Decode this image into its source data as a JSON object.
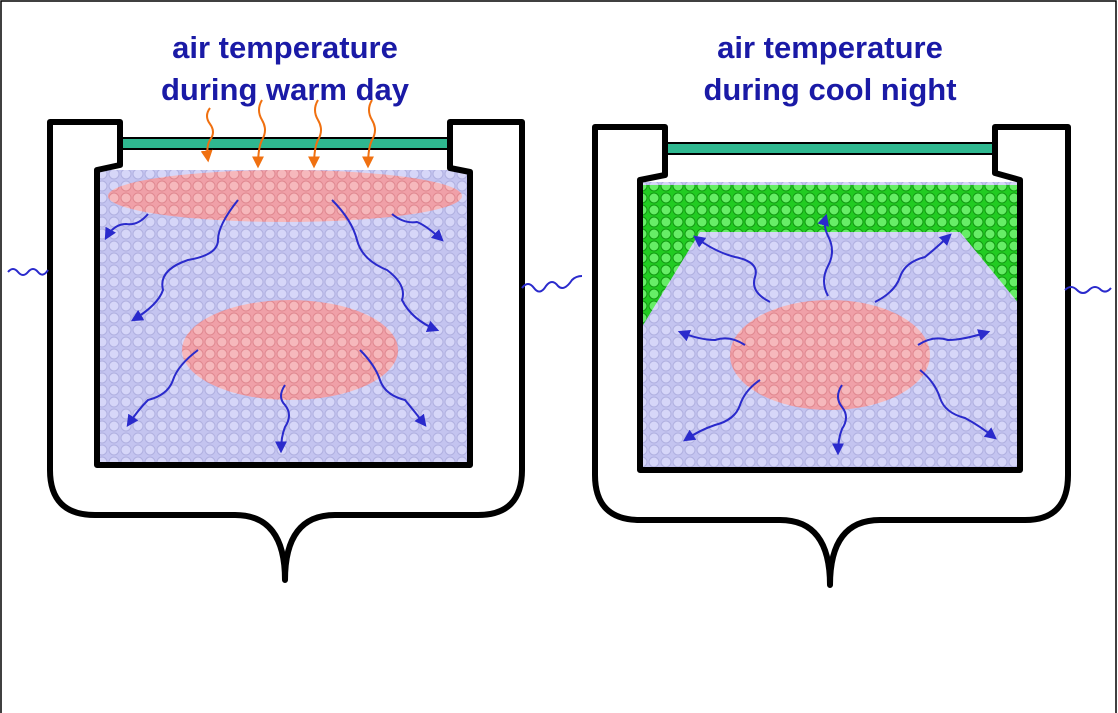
{
  "panels": [
    {
      "title": [
        "air temperature",
        "during warm day"
      ]
    },
    {
      "title": [
        "air temperature",
        "during cool night"
      ]
    }
  ]
}
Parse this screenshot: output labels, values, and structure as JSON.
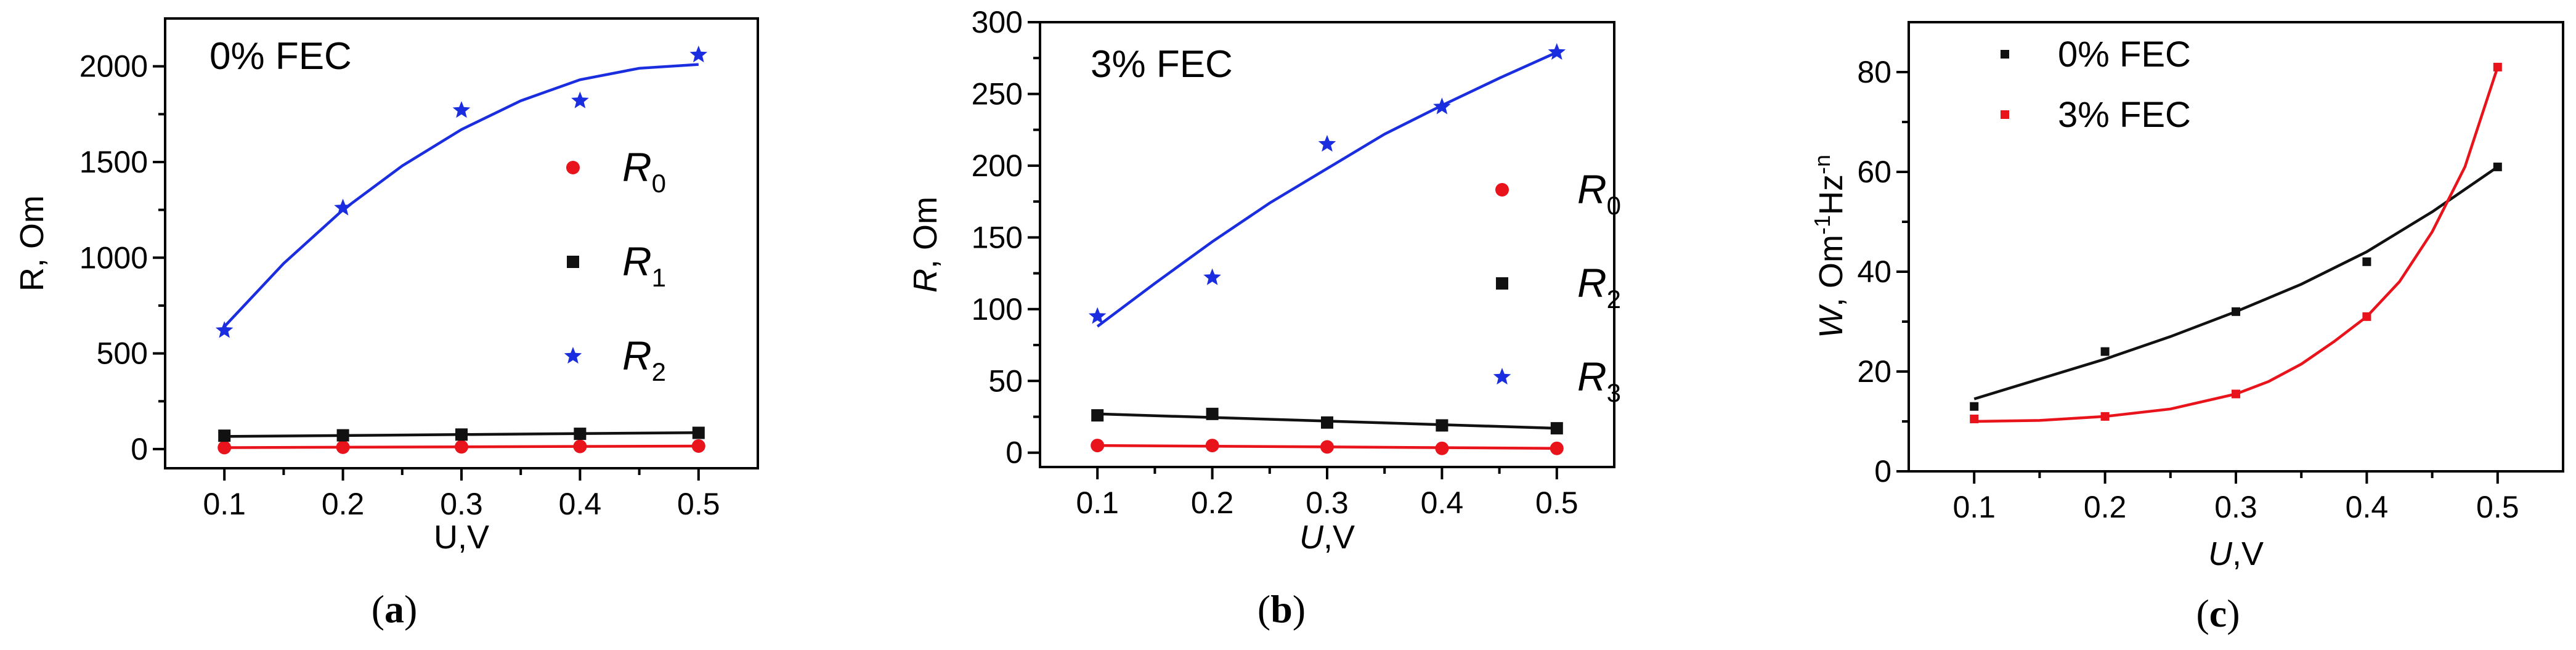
{
  "figure": {
    "captions": [
      "(a)",
      "(b)",
      "(c)"
    ]
  },
  "chart_data": [
    {
      "type": "scatter",
      "panel_caption": "(a)",
      "title": "0% FEC",
      "xlabel": "U,V",
      "ylabel": "R, Om",
      "xlim": [
        0.05,
        0.55
      ],
      "ylim": [
        -100,
        2250
      ],
      "xticks": [
        "0.1",
        "0.2",
        "0.3",
        "0.4",
        "0.5"
      ],
      "xtick_values": [
        0.1,
        0.2,
        0.3,
        0.4,
        0.5
      ],
      "yticks": [
        "0",
        "500",
        "1000",
        "1500",
        "2000"
      ],
      "ytick_values": [
        0,
        500,
        1000,
        1500,
        2000
      ],
      "series": [
        {
          "name": "R0",
          "label_main": "R",
          "label_sub": "0",
          "marker": "circle",
          "color": "#e8131b",
          "x": [
            0.1,
            0.2,
            0.3,
            0.4,
            0.5
          ],
          "values": [
            8,
            10,
            12,
            14,
            16
          ],
          "fit_x": [
            0.1,
            0.5
          ],
          "fit_y": [
            8,
            16
          ]
        },
        {
          "name": "R1",
          "label_main": "R",
          "label_sub": "1",
          "marker": "square",
          "color": "#111111",
          "x": [
            0.1,
            0.2,
            0.3,
            0.4,
            0.5
          ],
          "values": [
            70,
            72,
            76,
            80,
            85
          ],
          "fit_x": [
            0.1,
            0.5
          ],
          "fit_y": [
            66,
            86
          ]
        },
        {
          "name": "R2",
          "label_main": "R",
          "label_sub": "2",
          "marker": "star",
          "color": "#1a2ee0",
          "x": [
            0.1,
            0.2,
            0.3,
            0.4,
            0.5
          ],
          "values": [
            620,
            1260,
            1770,
            1820,
            2060
          ],
          "fit_x": [
            0.1,
            0.15,
            0.2,
            0.25,
            0.3,
            0.35,
            0.4,
            0.45,
            0.5
          ],
          "fit_y": [
            640,
            970,
            1250,
            1480,
            1670,
            1820,
            1930,
            1990,
            2010
          ]
        }
      ]
    },
    {
      "type": "scatter",
      "panel_caption": "(b)",
      "title": "3% FEC",
      "xlabel": "U,V",
      "ylabel": "R, Om",
      "xlim": [
        0.05,
        0.55
      ],
      "ylim": [
        -10,
        300
      ],
      "xticks": [
        "0.1",
        "0.2",
        "0.3",
        "0.4",
        "0.5"
      ],
      "xtick_values": [
        0.1,
        0.2,
        0.3,
        0.4,
        0.5
      ],
      "yticks": [
        "0",
        "50",
        "100",
        "150",
        "200",
        "250",
        "300"
      ],
      "ytick_values": [
        0,
        50,
        100,
        150,
        200,
        250,
        300
      ],
      "series": [
        {
          "name": "R0",
          "label_main": "R",
          "label_sub": "0",
          "marker": "circle",
          "color": "#e8131b",
          "x": [
            0.1,
            0.2,
            0.3,
            0.4,
            0.5
          ],
          "values": [
            5,
            5,
            4,
            3,
            3
          ],
          "fit_x": [
            0.1,
            0.5
          ],
          "fit_y": [
            5,
            3
          ]
        },
        {
          "name": "R2",
          "label_main": "R",
          "label_sub": "2",
          "marker": "square",
          "color": "#111111",
          "x": [
            0.1,
            0.2,
            0.3,
            0.4,
            0.5
          ],
          "values": [
            26,
            27,
            21,
            19,
            17
          ],
          "fit_x": [
            0.1,
            0.5
          ],
          "fit_y": [
            27,
            17
          ]
        },
        {
          "name": "R3",
          "label_main": "R",
          "label_sub": "3",
          "marker": "star",
          "color": "#1a2ee0",
          "x": [
            0.1,
            0.2,
            0.3,
            0.4,
            0.5
          ],
          "values": [
            95,
            122,
            215,
            241,
            279
          ],
          "fit_x": [
            0.1,
            0.15,
            0.2,
            0.25,
            0.3,
            0.35,
            0.4,
            0.45,
            0.5
          ],
          "fit_y": [
            88,
            118,
            147,
            174,
            198,
            222,
            242,
            261,
            279
          ]
        }
      ]
    },
    {
      "type": "scatter",
      "panel_caption": "(c)",
      "title": "",
      "xlabel": "U,V",
      "ylabel_main": "W, Om",
      "ylabel_sup1": "-1",
      "ylabel_mid": "Hz",
      "ylabel_sup2": "-n",
      "xlim": [
        0.05,
        0.55
      ],
      "ylim": [
        0,
        90
      ],
      "xticks": [
        "0.1",
        "0.2",
        "0.3",
        "0.4",
        "0.5"
      ],
      "xtick_values": [
        0.1,
        0.2,
        0.3,
        0.4,
        0.5
      ],
      "yticks": [
        "0",
        "20",
        "40",
        "60",
        "80"
      ],
      "ytick_values": [
        0,
        20,
        40,
        60,
        80
      ],
      "series": [
        {
          "name": "0% FEC",
          "marker": "square",
          "color": "#111111",
          "x": [
            0.1,
            0.2,
            0.3,
            0.4,
            0.5
          ],
          "values": [
            13,
            24,
            32,
            42,
            61
          ],
          "fit_x": [
            0.1,
            0.15,
            0.2,
            0.25,
            0.3,
            0.35,
            0.4,
            0.45,
            0.5
          ],
          "fit_y": [
            14.5,
            18.5,
            22.5,
            27,
            32,
            37.5,
            44,
            52,
            61
          ]
        },
        {
          "name": "3% FEC",
          "marker": "square",
          "color": "#e8131b",
          "x": [
            0.1,
            0.2,
            0.3,
            0.4,
            0.5
          ],
          "values": [
            10.5,
            11,
            15.5,
            31,
            81
          ],
          "fit_x": [
            0.1,
            0.15,
            0.2,
            0.25,
            0.3,
            0.325,
            0.35,
            0.375,
            0.4,
            0.425,
            0.45,
            0.475,
            0.5
          ],
          "fit_y": [
            10,
            10.2,
            11,
            12.5,
            15.5,
            18,
            21.5,
            26,
            31,
            38,
            48,
            61,
            81
          ]
        }
      ]
    }
  ]
}
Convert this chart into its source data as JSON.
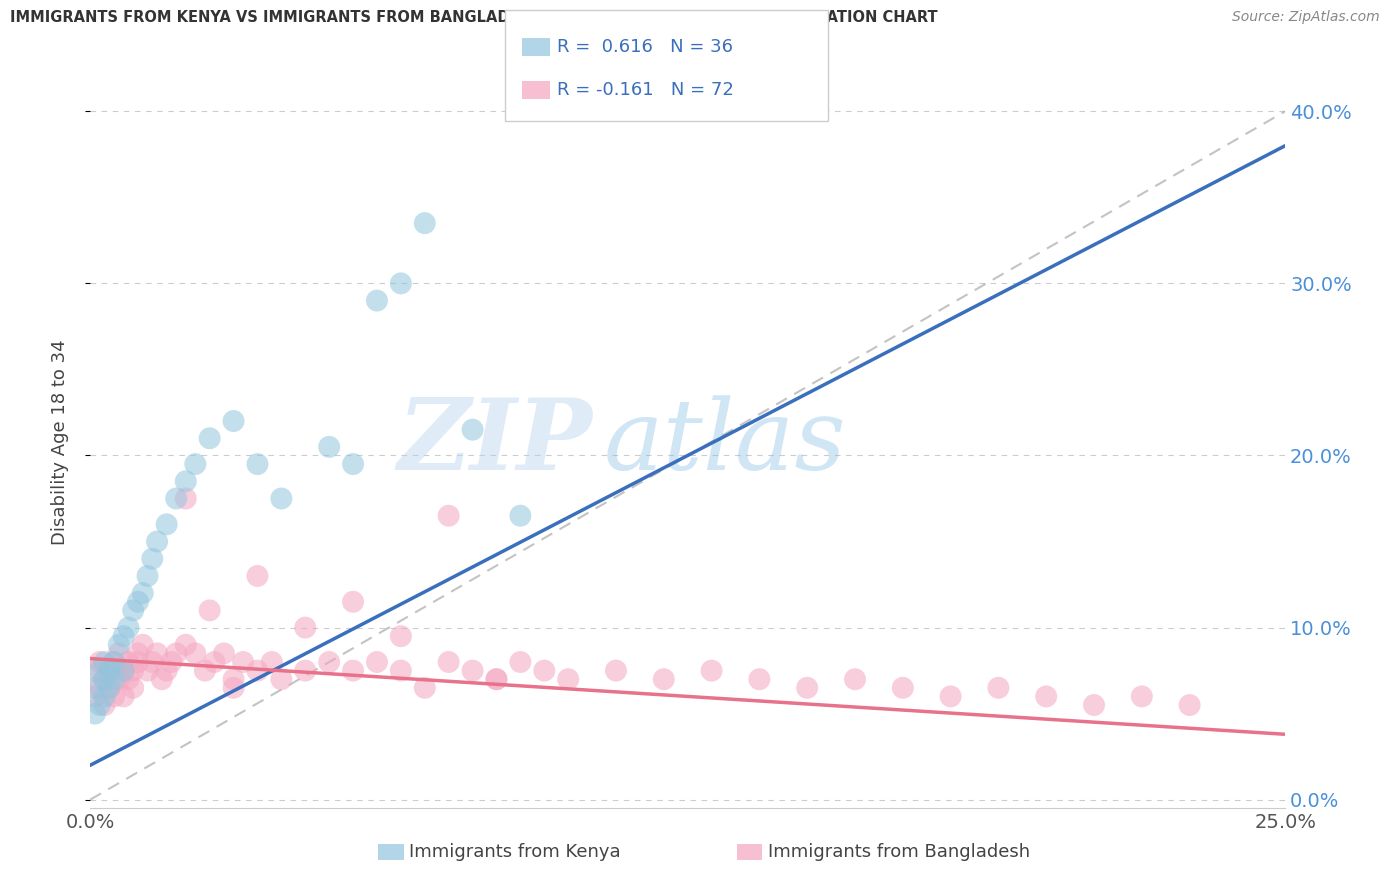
{
  "title": "IMMIGRANTS FROM KENYA VS IMMIGRANTS FROM BANGLADESH DISABILITY AGE 18 TO 34 CORRELATION CHART",
  "source": "Source: ZipAtlas.com",
  "ylabel": "Disability Age 18 to 34",
  "xlabel_kenya": "Immigrants from Kenya",
  "xlabel_bangladesh": "Immigrants from Bangladesh",
  "xlim": [
    0.0,
    0.25
  ],
  "ylim": [
    -0.005,
    0.42
  ],
  "yticks": [
    0.0,
    0.1,
    0.2,
    0.3,
    0.4
  ],
  "xticks": [
    0.0,
    0.25
  ],
  "xtick_labels": [
    "0.0%",
    "25.0%"
  ],
  "R_kenya": 0.616,
  "N_kenya": 36,
  "R_bangladesh": -0.161,
  "N_bangladesh": 72,
  "color_kenya": "#92c5de",
  "color_bangladesh": "#f4a6c0",
  "trend_color_kenya": "#3a6fbd",
  "trend_color_bangladesh": "#e8728a",
  "watermark_zip": "ZIP",
  "watermark_atlas": "atlas",
  "kenya_x": [
    0.001,
    0.001,
    0.002,
    0.002,
    0.003,
    0.003,
    0.003,
    0.004,
    0.004,
    0.005,
    0.005,
    0.006,
    0.007,
    0.007,
    0.008,
    0.009,
    0.01,
    0.011,
    0.012,
    0.013,
    0.014,
    0.016,
    0.018,
    0.02,
    0.022,
    0.025,
    0.03,
    0.035,
    0.04,
    0.05,
    0.055,
    0.06,
    0.065,
    0.07,
    0.08,
    0.09
  ],
  "kenya_y": [
    0.05,
    0.065,
    0.055,
    0.075,
    0.06,
    0.07,
    0.08,
    0.065,
    0.075,
    0.07,
    0.08,
    0.09,
    0.075,
    0.095,
    0.1,
    0.11,
    0.115,
    0.12,
    0.13,
    0.14,
    0.15,
    0.16,
    0.175,
    0.185,
    0.195,
    0.21,
    0.22,
    0.195,
    0.175,
    0.205,
    0.195,
    0.29,
    0.3,
    0.335,
    0.215,
    0.165
  ],
  "bangladesh_x": [
    0.001,
    0.001,
    0.002,
    0.002,
    0.003,
    0.003,
    0.004,
    0.004,
    0.005,
    0.005,
    0.006,
    0.006,
    0.007,
    0.007,
    0.008,
    0.008,
    0.009,
    0.009,
    0.01,
    0.01,
    0.011,
    0.012,
    0.013,
    0.014,
    0.015,
    0.016,
    0.017,
    0.018,
    0.02,
    0.022,
    0.024,
    0.026,
    0.028,
    0.03,
    0.032,
    0.035,
    0.038,
    0.04,
    0.045,
    0.05,
    0.055,
    0.06,
    0.065,
    0.07,
    0.075,
    0.08,
    0.085,
    0.09,
    0.095,
    0.1,
    0.11,
    0.12,
    0.13,
    0.14,
    0.15,
    0.16,
    0.17,
    0.18,
    0.19,
    0.2,
    0.21,
    0.22,
    0.23,
    0.025,
    0.035,
    0.045,
    0.055,
    0.065,
    0.075,
    0.085,
    0.02,
    0.03
  ],
  "bangladesh_y": [
    0.06,
    0.075,
    0.065,
    0.08,
    0.055,
    0.07,
    0.065,
    0.075,
    0.06,
    0.08,
    0.07,
    0.085,
    0.06,
    0.075,
    0.07,
    0.08,
    0.065,
    0.075,
    0.08,
    0.085,
    0.09,
    0.075,
    0.08,
    0.085,
    0.07,
    0.075,
    0.08,
    0.085,
    0.09,
    0.085,
    0.075,
    0.08,
    0.085,
    0.07,
    0.08,
    0.075,
    0.08,
    0.07,
    0.075,
    0.08,
    0.075,
    0.08,
    0.075,
    0.065,
    0.08,
    0.075,
    0.07,
    0.08,
    0.075,
    0.07,
    0.075,
    0.07,
    0.075,
    0.07,
    0.065,
    0.07,
    0.065,
    0.06,
    0.065,
    0.06,
    0.055,
    0.06,
    0.055,
    0.11,
    0.13,
    0.1,
    0.115,
    0.095,
    0.165,
    0.07,
    0.175,
    0.065
  ],
  "ref_line": [
    [
      0.0,
      0.25
    ],
    [
      0.0,
      0.4
    ]
  ],
  "kenya_trend": [
    0.0,
    0.25
  ],
  "kenya_trend_y": [
    0.02,
    0.38
  ],
  "bangladesh_trend": [
    0.0,
    0.25
  ],
  "bangladesh_trend_y": [
    0.082,
    0.038
  ]
}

= = =

▶ _TO BE DONE_
Determine the number of lines in the listing that hold the word "into", and supply that number and nothing further.

▶ _REPLY_
2